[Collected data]
-*-

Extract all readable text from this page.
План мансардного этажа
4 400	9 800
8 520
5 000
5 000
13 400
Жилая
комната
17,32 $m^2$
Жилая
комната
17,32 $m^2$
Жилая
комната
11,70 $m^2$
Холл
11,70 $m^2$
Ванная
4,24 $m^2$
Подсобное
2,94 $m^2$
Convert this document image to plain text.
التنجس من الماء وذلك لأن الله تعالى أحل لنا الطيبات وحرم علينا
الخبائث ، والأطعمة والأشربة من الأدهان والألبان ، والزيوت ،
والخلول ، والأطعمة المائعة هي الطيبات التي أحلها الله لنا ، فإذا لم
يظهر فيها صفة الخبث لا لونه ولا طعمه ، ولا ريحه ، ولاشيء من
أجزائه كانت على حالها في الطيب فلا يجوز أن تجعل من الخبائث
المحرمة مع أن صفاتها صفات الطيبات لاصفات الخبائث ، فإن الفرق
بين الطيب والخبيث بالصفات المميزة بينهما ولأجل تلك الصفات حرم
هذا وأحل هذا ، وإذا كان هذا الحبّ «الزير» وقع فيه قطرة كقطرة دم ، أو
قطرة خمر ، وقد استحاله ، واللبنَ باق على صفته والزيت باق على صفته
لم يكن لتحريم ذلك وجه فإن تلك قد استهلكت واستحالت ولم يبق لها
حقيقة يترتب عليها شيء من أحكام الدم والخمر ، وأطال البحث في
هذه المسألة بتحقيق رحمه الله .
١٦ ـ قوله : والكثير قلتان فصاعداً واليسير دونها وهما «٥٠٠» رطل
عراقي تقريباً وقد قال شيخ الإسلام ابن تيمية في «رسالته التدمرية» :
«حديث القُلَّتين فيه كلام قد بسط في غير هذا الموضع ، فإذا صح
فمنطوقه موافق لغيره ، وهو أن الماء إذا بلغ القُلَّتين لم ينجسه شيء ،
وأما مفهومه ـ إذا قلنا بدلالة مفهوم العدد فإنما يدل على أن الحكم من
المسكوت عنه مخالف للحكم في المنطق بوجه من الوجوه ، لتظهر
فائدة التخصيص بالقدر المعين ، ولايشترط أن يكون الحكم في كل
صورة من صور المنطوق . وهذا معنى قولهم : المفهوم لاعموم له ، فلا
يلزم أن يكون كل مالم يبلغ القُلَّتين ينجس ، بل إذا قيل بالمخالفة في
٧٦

-*-

* What to work on
Copy every line above in which the string "this" shows up.

* Output of the exercise
Extract all readable text from this page.
Convert this document image to plain text.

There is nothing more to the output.